● Problem: Among the records below, find each line that includes the string "Jorge" and copy it.
START Data entries
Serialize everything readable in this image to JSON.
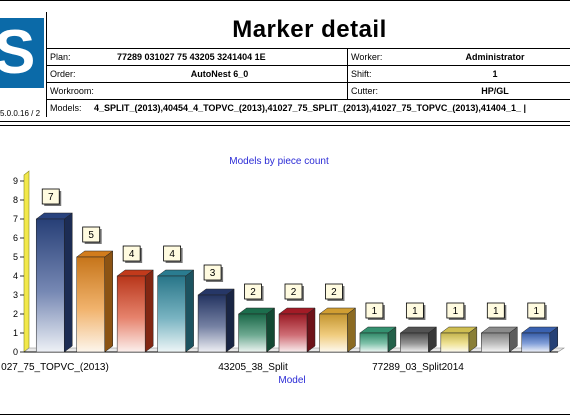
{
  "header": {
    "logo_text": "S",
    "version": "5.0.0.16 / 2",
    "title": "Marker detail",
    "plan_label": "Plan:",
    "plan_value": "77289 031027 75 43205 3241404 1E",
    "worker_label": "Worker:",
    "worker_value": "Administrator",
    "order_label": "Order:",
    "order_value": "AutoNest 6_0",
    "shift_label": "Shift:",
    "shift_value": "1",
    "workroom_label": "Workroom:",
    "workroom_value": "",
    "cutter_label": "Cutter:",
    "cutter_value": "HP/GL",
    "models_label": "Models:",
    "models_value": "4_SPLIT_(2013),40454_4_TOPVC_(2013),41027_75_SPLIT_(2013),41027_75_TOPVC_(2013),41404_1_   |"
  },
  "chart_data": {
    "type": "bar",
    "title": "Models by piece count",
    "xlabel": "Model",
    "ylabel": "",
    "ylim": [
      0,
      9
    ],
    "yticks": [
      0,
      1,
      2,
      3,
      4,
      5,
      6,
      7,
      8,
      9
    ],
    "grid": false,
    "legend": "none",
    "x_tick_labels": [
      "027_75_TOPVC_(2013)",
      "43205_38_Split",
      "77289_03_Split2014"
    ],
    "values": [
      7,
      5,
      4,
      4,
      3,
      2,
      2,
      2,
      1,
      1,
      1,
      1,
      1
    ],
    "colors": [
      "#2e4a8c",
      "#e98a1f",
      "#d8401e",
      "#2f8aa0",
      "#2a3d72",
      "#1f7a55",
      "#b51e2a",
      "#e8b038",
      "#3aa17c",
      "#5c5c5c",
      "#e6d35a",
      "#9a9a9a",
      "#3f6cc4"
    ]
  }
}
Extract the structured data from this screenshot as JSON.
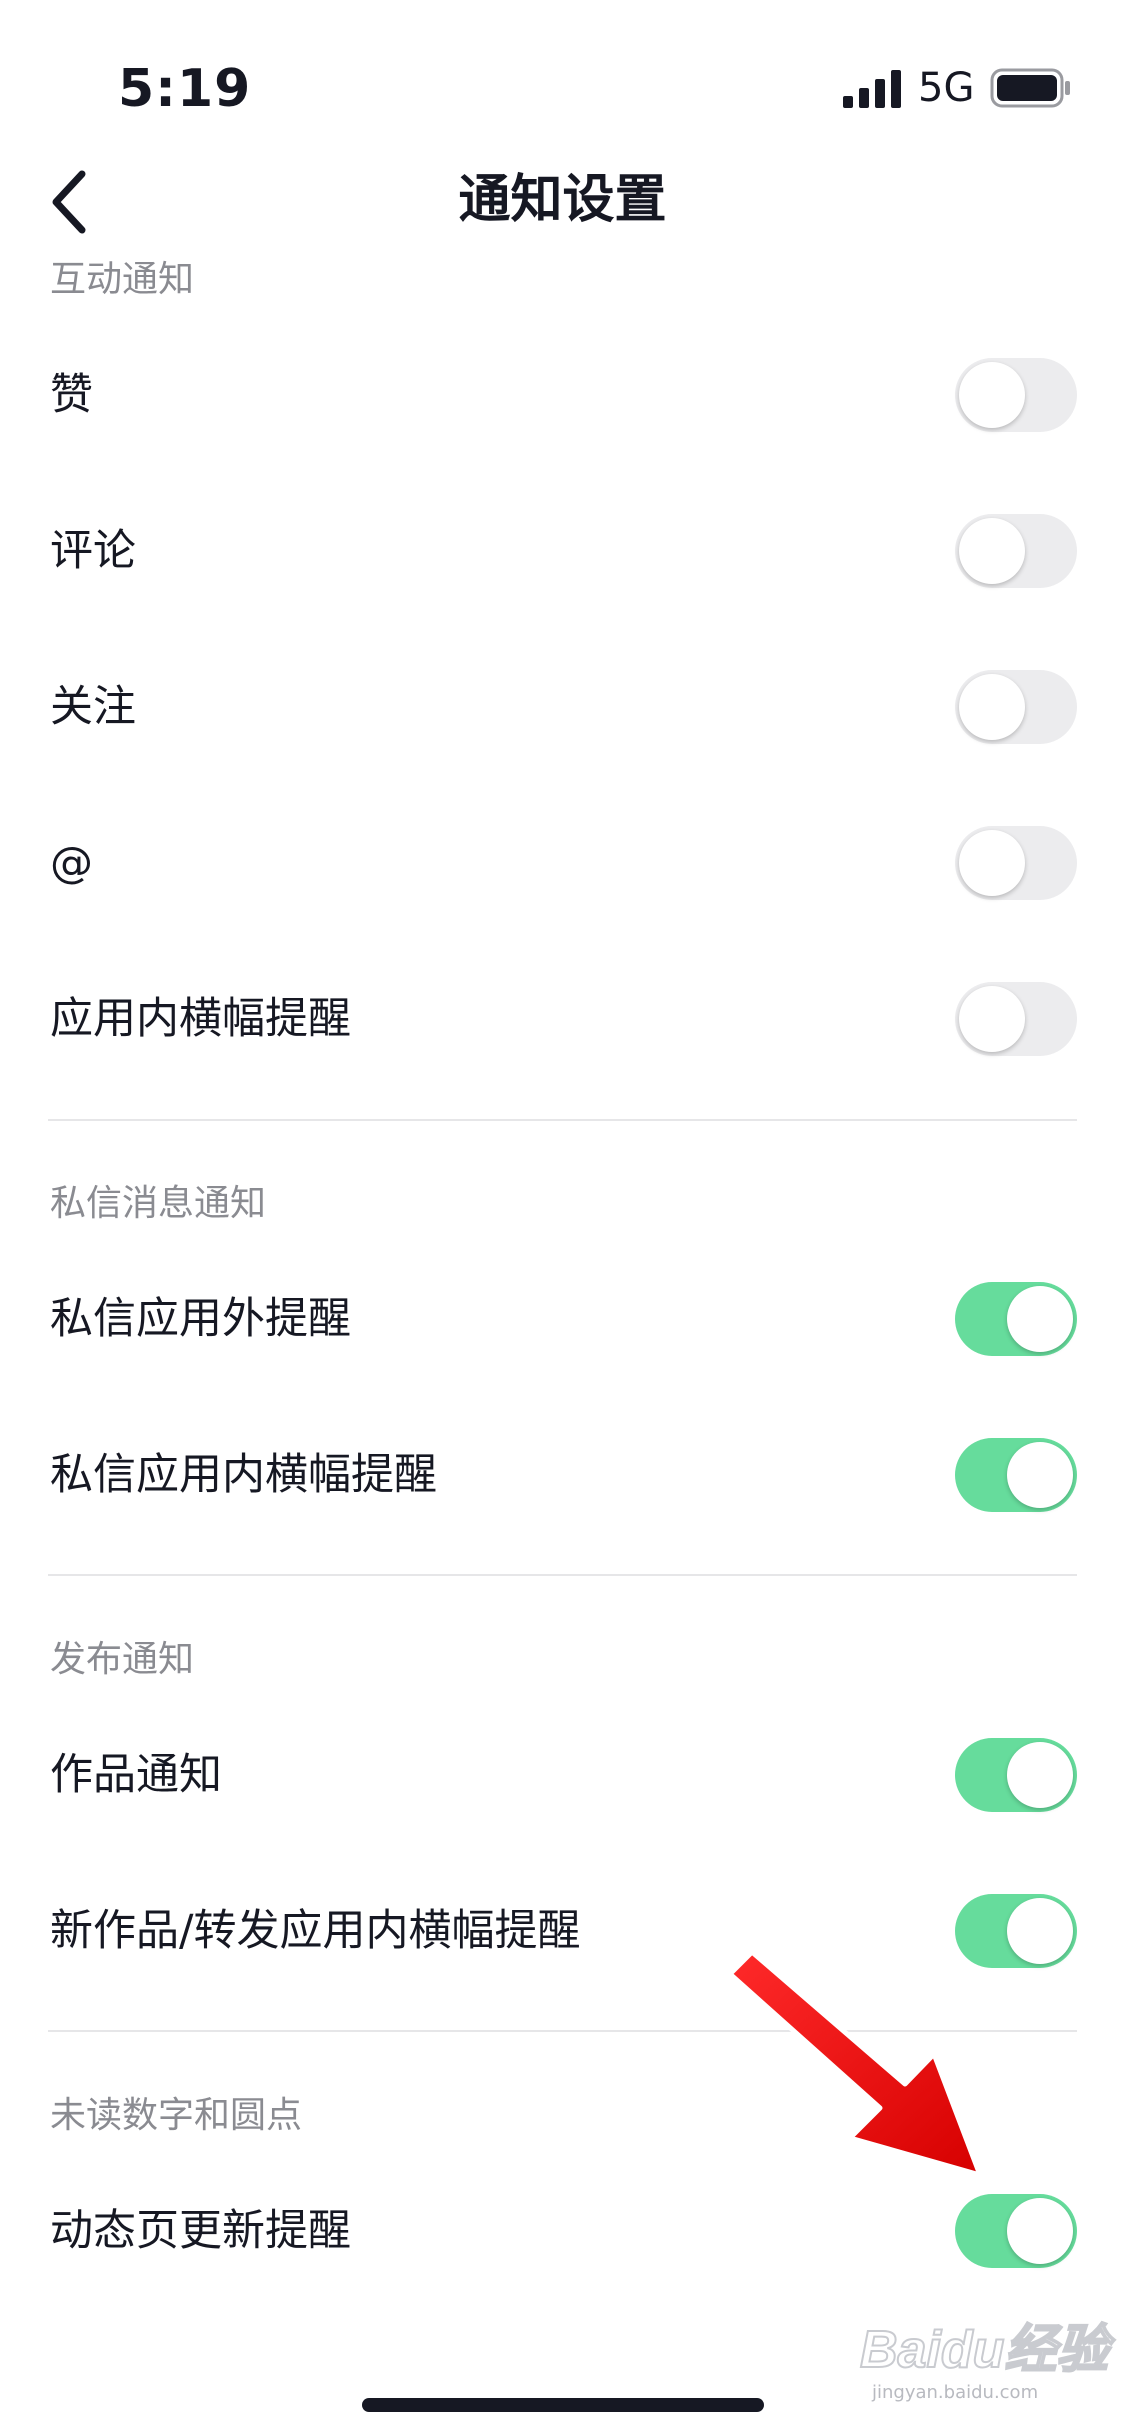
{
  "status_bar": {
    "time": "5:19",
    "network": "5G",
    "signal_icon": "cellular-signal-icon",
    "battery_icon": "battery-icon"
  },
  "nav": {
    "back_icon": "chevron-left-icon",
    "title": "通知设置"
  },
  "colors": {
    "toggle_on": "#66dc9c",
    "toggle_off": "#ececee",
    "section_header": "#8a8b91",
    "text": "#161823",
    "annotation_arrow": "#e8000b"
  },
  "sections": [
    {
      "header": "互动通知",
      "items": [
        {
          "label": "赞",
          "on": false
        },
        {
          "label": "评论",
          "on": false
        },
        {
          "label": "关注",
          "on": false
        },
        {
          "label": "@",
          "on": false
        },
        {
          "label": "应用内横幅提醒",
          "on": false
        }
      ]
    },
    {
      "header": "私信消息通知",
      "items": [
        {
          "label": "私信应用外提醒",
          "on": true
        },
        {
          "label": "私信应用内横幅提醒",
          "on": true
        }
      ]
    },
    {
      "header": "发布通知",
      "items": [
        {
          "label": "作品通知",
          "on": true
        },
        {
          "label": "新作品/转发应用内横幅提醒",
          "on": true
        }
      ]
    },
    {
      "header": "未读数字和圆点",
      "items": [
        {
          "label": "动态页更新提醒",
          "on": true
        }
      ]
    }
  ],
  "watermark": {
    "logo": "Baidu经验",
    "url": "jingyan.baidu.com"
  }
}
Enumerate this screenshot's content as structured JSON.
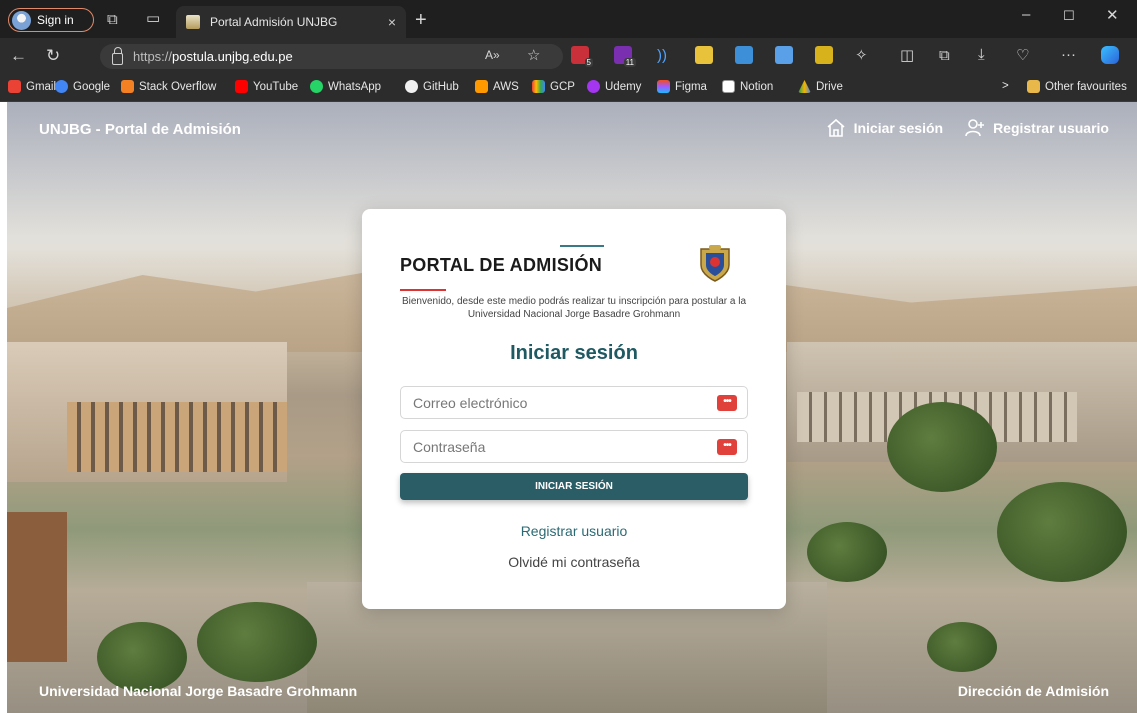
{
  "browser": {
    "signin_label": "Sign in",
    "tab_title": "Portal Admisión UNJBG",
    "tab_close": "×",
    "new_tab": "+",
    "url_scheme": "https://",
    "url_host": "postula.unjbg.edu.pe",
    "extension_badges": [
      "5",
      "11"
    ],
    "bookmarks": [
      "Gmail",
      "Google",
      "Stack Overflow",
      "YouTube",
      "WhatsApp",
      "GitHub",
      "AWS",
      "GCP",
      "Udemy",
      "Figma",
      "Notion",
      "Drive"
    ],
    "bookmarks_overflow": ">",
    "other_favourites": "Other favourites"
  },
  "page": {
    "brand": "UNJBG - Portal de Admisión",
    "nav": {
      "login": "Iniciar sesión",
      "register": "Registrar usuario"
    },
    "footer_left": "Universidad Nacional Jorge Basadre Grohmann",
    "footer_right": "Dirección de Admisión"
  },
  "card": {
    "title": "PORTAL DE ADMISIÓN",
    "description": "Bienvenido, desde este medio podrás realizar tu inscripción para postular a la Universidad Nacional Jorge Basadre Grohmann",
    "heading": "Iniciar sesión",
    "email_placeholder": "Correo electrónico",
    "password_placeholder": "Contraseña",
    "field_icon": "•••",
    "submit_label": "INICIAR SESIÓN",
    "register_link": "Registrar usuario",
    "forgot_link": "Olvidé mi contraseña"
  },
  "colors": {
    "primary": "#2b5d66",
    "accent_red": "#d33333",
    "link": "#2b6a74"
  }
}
END Data entries
● Exercise output:
    "footer_left": "Universidad Nacional Jorge Basadre Grohmann",
    "description": "Bienvenido, desde este medio podrás realizar tu inscripción para postular a la Universidad Nacional Jorge Basadre Grohmann",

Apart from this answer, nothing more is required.